Gather all lines in the entries that include the word "JSON".
━━━━━ Records for processing ━━━━━
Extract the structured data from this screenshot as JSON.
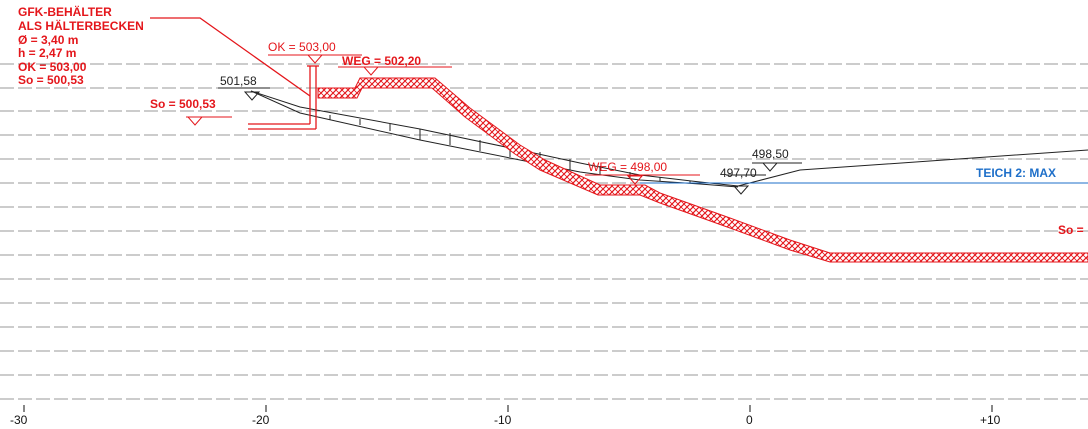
{
  "container_info": {
    "title": "GFK-BEHÄLTER",
    "line2": "ALS HÄLTERBECKEN",
    "line3": "Ø = 3,40 m",
    "line4": "h = 2,47 m",
    "line5": "OK = 503,00",
    "line6": "So = 500,53"
  },
  "labels": {
    "ok_top": "OK = 503,00",
    "weg_top": "WEG = 502,20",
    "so_left": "So = 500,53",
    "ground_left": "501,58",
    "weg_mid": "WEG = 498,00",
    "level_right_upper": "498,50",
    "level_right_lower": "497,70",
    "teich": "TEICH 2: MAX",
    "so_right": "So ="
  },
  "axis": {
    "ticks": [
      "-30",
      "-20",
      "-10",
      "0",
      "+10"
    ]
  },
  "colors": {
    "red": "#e4161b",
    "black": "#222222",
    "blue": "#1e6fc9",
    "dashed": "#9a9a9a"
  }
}
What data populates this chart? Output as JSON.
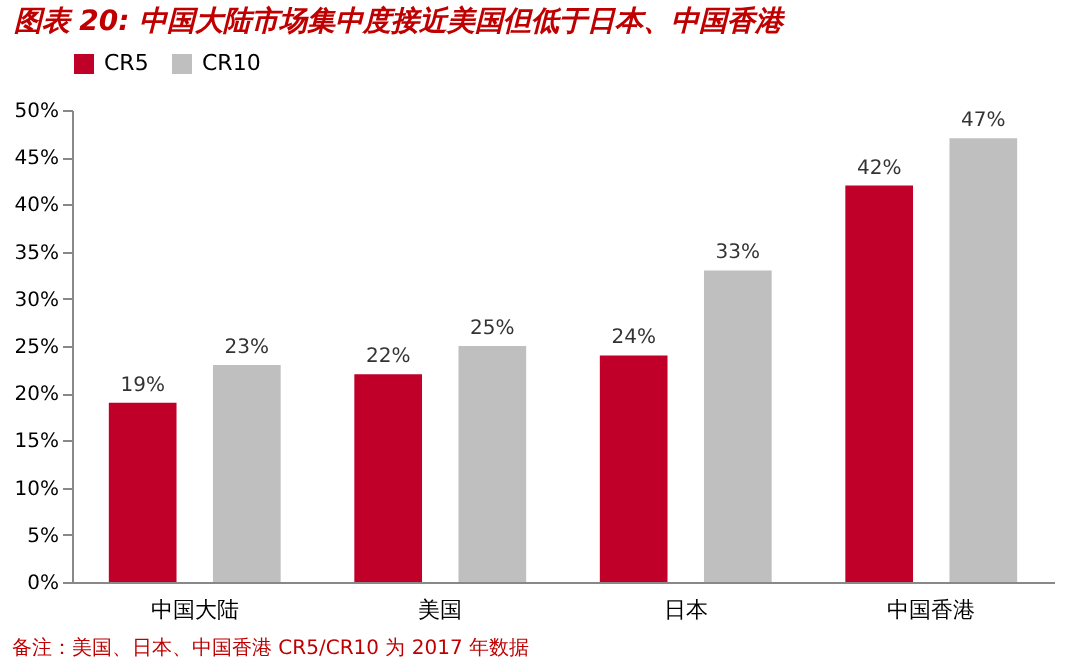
{
  "chart_data": {
    "type": "bar",
    "title": "图表 20:  中国大陆市场集中度接近美国但低于日本、中国香港",
    "categories": [
      "中国大陆",
      "美国",
      "日本",
      "中国香港"
    ],
    "series": [
      {
        "name": "CR5",
        "color": "#c00029",
        "values": [
          19,
          22,
          24,
          42
        ],
        "value_labels": [
          "19%",
          "22%",
          "24%",
          "42%"
        ]
      },
      {
        "name": "CR10",
        "color": "#bfbfbf",
        "values": [
          23,
          25,
          33,
          47
        ],
        "value_labels": [
          "23%",
          "25%",
          "33%",
          "47%"
        ]
      }
    ],
    "ylim": [
      0,
      50
    ],
    "yticks": [
      {
        "value": 0,
        "label": "0%"
      },
      {
        "value": 5,
        "label": "5%"
      },
      {
        "value": 10,
        "label": "10%"
      },
      {
        "value": 15,
        "label": "15%"
      },
      {
        "value": 20,
        "label": "20%"
      },
      {
        "value": 25,
        "label": "25%"
      },
      {
        "value": 30,
        "label": "30%"
      },
      {
        "value": 35,
        "label": "35%"
      },
      {
        "value": 40,
        "label": "40%"
      },
      {
        "value": 45,
        "label": "45%"
      },
      {
        "value": 50,
        "label": "50%"
      }
    ],
    "grid": false,
    "legend": "top",
    "annotations": [
      "备注：美国、日本、中国香港 CR5/CR10 为 2017 年数据"
    ]
  }
}
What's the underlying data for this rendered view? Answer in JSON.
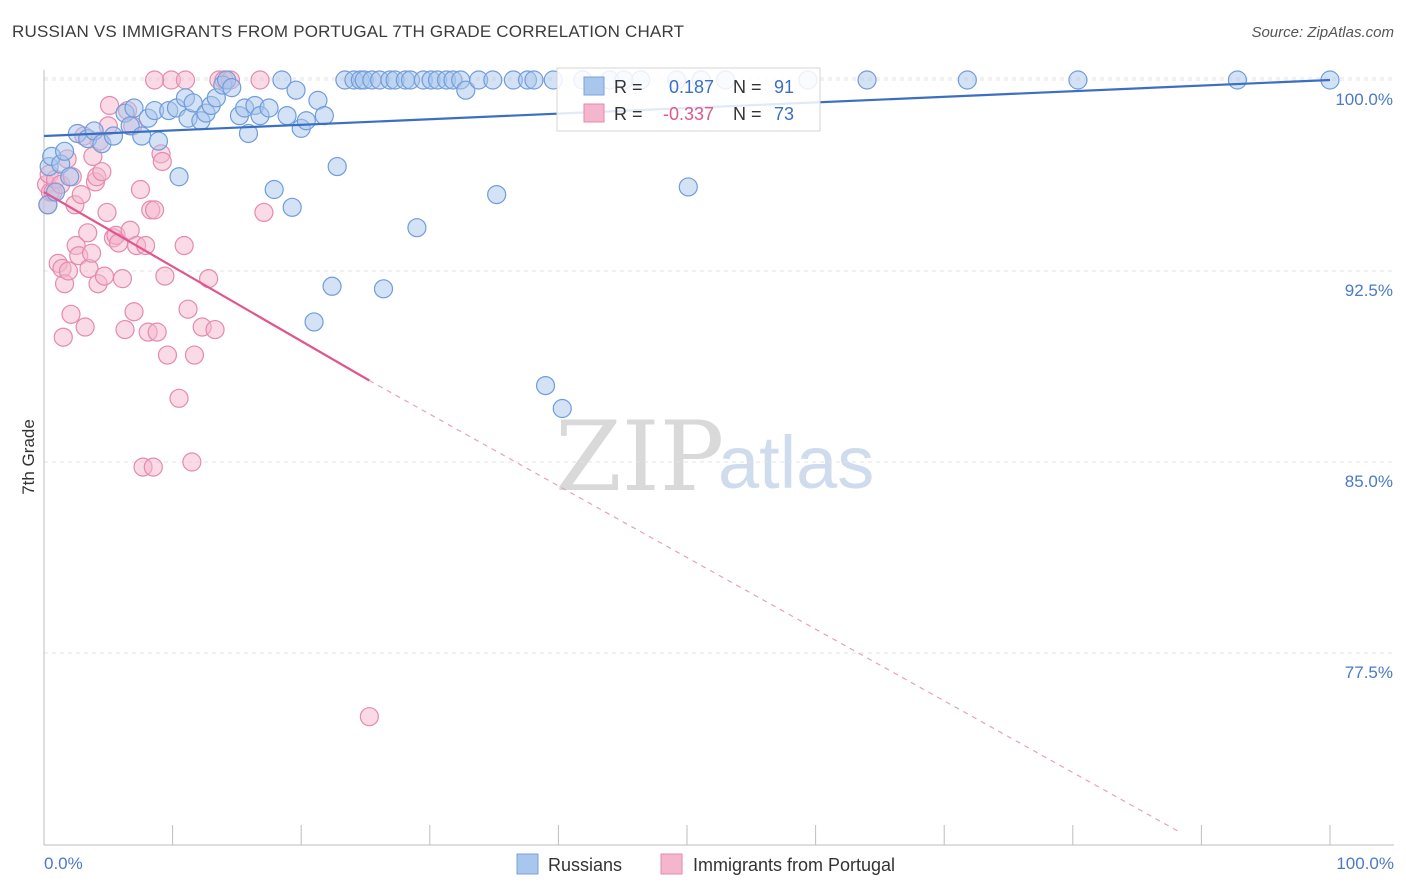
{
  "title": "RUSSIAN VS IMMIGRANTS FROM PORTUGAL 7TH GRADE CORRELATION CHART",
  "source": "Source: ZipAtlas.com",
  "watermark": {
    "zip": "ZIP",
    "atlas": "atlas"
  },
  "legend_box": {
    "row1": {
      "r_label": "R =",
      "r_value": "0.187",
      "n_label": "N =",
      "n_value": "91"
    },
    "row2": {
      "r_label": "R =",
      "r_value": "-0.337",
      "n_label": "N =",
      "n_value": "73"
    }
  },
  "bottom_legend": {
    "series1": "Russians",
    "series2": "Immigrants from Portugal"
  },
  "colors": {
    "blue": "#3b6fc4",
    "blue_fill": "#a9c6ec",
    "pink": "#e0578e",
    "pink_fill": "#f4b6cc",
    "grid": "#e3e3e3"
  },
  "chart_data": {
    "type": "scatter",
    "title": "RUSSIAN VS IMMIGRANTS FROM PORTUGAL 7TH GRADE CORRELATION CHART",
    "xlabel": "",
    "ylabel": "7th Grade",
    "xlim": [
      0,
      100
    ],
    "ylim": [
      70.5,
      100.8
    ],
    "x_tick_labels": [
      "0.0%",
      "100.0%"
    ],
    "y_ticks": [
      100.0,
      92.5,
      85.0,
      77.5
    ],
    "y_tick_labels": [
      "100.0%",
      "92.5%",
      "85.0%",
      "77.5%"
    ],
    "series": [
      {
        "name": "Russians",
        "color": "#3b6fc4",
        "r": 0.187,
        "n": 91,
        "trend": {
          "x": [
            0,
            100
          ],
          "y": [
            97.8,
            100.0
          ],
          "dashed_from": null
        },
        "points": [
          [
            0.3,
            95.1
          ],
          [
            0.4,
            96.6
          ],
          [
            0.6,
            97.0
          ],
          [
            0.9,
            95.6
          ],
          [
            1.3,
            96.7
          ],
          [
            1.6,
            97.2
          ],
          [
            2.0,
            96.2
          ],
          [
            2.6,
            97.9
          ],
          [
            3.4,
            97.7
          ],
          [
            3.9,
            98.0
          ],
          [
            4.5,
            97.5
          ],
          [
            5.4,
            97.8
          ],
          [
            6.3,
            98.7
          ],
          [
            6.7,
            98.2
          ],
          [
            7.0,
            98.9
          ],
          [
            7.6,
            97.8
          ],
          [
            8.1,
            98.5
          ],
          [
            8.6,
            98.8
          ],
          [
            8.9,
            97.6
          ],
          [
            9.7,
            98.8
          ],
          [
            10.3,
            98.9
          ],
          [
            10.5,
            96.2
          ],
          [
            11.0,
            99.3
          ],
          [
            11.2,
            98.5
          ],
          [
            11.6,
            99.1
          ],
          [
            12.2,
            98.4
          ],
          [
            12.6,
            98.7
          ],
          [
            13.0,
            99.0
          ],
          [
            13.4,
            99.3
          ],
          [
            13.9,
            99.8
          ],
          [
            14.2,
            100.0
          ],
          [
            14.6,
            99.7
          ],
          [
            15.2,
            98.6
          ],
          [
            15.6,
            98.9
          ],
          [
            15.9,
            97.9
          ],
          [
            16.4,
            99.0
          ],
          [
            16.8,
            98.6
          ],
          [
            17.5,
            98.9
          ],
          [
            17.9,
            95.7
          ],
          [
            18.5,
            100.0
          ],
          [
            18.9,
            98.6
          ],
          [
            19.3,
            95.0
          ],
          [
            19.6,
            99.6
          ],
          [
            20.0,
            98.1
          ],
          [
            20.4,
            98.4
          ],
          [
            21.0,
            90.5
          ],
          [
            21.3,
            99.2
          ],
          [
            21.8,
            98.6
          ],
          [
            22.4,
            91.9
          ],
          [
            22.8,
            96.6
          ],
          [
            23.4,
            100.0
          ],
          [
            24.1,
            100.0
          ],
          [
            24.6,
            100.0
          ],
          [
            24.9,
            100.0
          ],
          [
            25.5,
            100.0
          ],
          [
            26.1,
            100.0
          ],
          [
            26.4,
            91.8
          ],
          [
            26.9,
            100.0
          ],
          [
            27.3,
            100.0
          ],
          [
            28.1,
            100.0
          ],
          [
            28.5,
            100.0
          ],
          [
            29.0,
            94.2
          ],
          [
            29.5,
            100.0
          ],
          [
            30.1,
            100.0
          ],
          [
            30.6,
            100.0
          ],
          [
            31.3,
            100.0
          ],
          [
            31.8,
            100.0
          ],
          [
            32.4,
            100.0
          ],
          [
            32.8,
            99.6
          ],
          [
            33.8,
            100.0
          ],
          [
            34.9,
            100.0
          ],
          [
            35.2,
            95.5
          ],
          [
            36.5,
            100.0
          ],
          [
            37.6,
            100.0
          ],
          [
            38.1,
            100.0
          ],
          [
            39.0,
            88.0
          ],
          [
            39.6,
            100.0
          ],
          [
            40.3,
            87.1
          ],
          [
            41.9,
            100.0
          ],
          [
            44.0,
            100.0
          ],
          [
            45.1,
            100.0
          ],
          [
            46.4,
            100.0
          ],
          [
            49.2,
            100.0
          ],
          [
            50.1,
            95.8
          ],
          [
            51.1,
            100.0
          ],
          [
            53.0,
            100.0
          ],
          [
            59.4,
            100.0
          ],
          [
            64.0,
            100.0
          ],
          [
            71.8,
            100.0
          ],
          [
            80.4,
            100.0
          ],
          [
            92.8,
            100.0
          ],
          [
            100.0,
            100.0
          ]
        ]
      },
      {
        "name": "Immigrants from Portugal",
        "color": "#e0578e",
        "r": -0.337,
        "n": 73,
        "trend": {
          "x": [
            0,
            25.3,
            88.2
          ],
          "y": [
            95.6,
            88.2,
            70.5
          ],
          "dashed_from": 25.3
        },
        "points": [
          [
            0.2,
            95.9
          ],
          [
            0.3,
            95.1
          ],
          [
            0.4,
            96.3
          ],
          [
            0.5,
            95.6
          ],
          [
            0.7,
            95.6
          ],
          [
            0.9,
            96.1
          ],
          [
            1.1,
            92.8
          ],
          [
            1.3,
            95.9
          ],
          [
            1.4,
            92.6
          ],
          [
            1.5,
            89.9
          ],
          [
            1.6,
            92.0
          ],
          [
            1.8,
            96.9
          ],
          [
            1.9,
            92.5
          ],
          [
            2.1,
            90.8
          ],
          [
            2.2,
            96.2
          ],
          [
            2.4,
            95.1
          ],
          [
            2.5,
            93.5
          ],
          [
            2.7,
            93.1
          ],
          [
            2.9,
            95.5
          ],
          [
            3.1,
            97.8
          ],
          [
            3.2,
            90.3
          ],
          [
            3.4,
            94.0
          ],
          [
            3.5,
            92.6
          ],
          [
            3.7,
            93.2
          ],
          [
            3.8,
            97.0
          ],
          [
            4.0,
            96.0
          ],
          [
            4.1,
            96.2
          ],
          [
            4.2,
            92.0
          ],
          [
            4.3,
            97.6
          ],
          [
            4.5,
            96.4
          ],
          [
            4.7,
            92.3
          ],
          [
            4.9,
            94.8
          ],
          [
            5.0,
            98.2
          ],
          [
            5.1,
            99.0
          ],
          [
            5.4,
            93.8
          ],
          [
            5.6,
            93.9
          ],
          [
            5.8,
            93.6
          ],
          [
            6.1,
            92.2
          ],
          [
            6.3,
            90.2
          ],
          [
            6.5,
            98.8
          ],
          [
            6.7,
            94.1
          ],
          [
            6.9,
            98.2
          ],
          [
            7.0,
            90.9
          ],
          [
            7.2,
            93.5
          ],
          [
            7.5,
            95.7
          ],
          [
            7.7,
            84.8
          ],
          [
            7.9,
            93.5
          ],
          [
            8.1,
            90.1
          ],
          [
            8.3,
            94.9
          ],
          [
            8.5,
            84.8
          ],
          [
            8.6,
            94.9
          ],
          [
            8.8,
            90.1
          ],
          [
            9.1,
            97.1
          ],
          [
            9.2,
            96.8
          ],
          [
            9.4,
            92.3
          ],
          [
            9.6,
            89.2
          ],
          [
            9.9,
            100.0
          ],
          [
            10.5,
            87.5
          ],
          [
            10.9,
            93.5
          ],
          [
            11.0,
            100.0
          ],
          [
            11.2,
            91.0
          ],
          [
            11.5,
            85.0
          ],
          [
            11.7,
            89.2
          ],
          [
            12.3,
            90.3
          ],
          [
            12.8,
            92.2
          ],
          [
            13.3,
            90.2
          ],
          [
            13.6,
            100.0
          ],
          [
            14.0,
            100.0
          ],
          [
            14.5,
            100.0
          ],
          [
            16.8,
            100.0
          ],
          [
            17.1,
            94.8
          ],
          [
            25.3,
            75.0
          ],
          [
            8.6,
            100.0
          ]
        ]
      }
    ]
  }
}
━━━━━
■ Expected output ■
Extract the structured data from this screenshot as JSON.
What data populates this chart? Output as JSON.
What's the underlying data for this rendered view? Answer in JSON.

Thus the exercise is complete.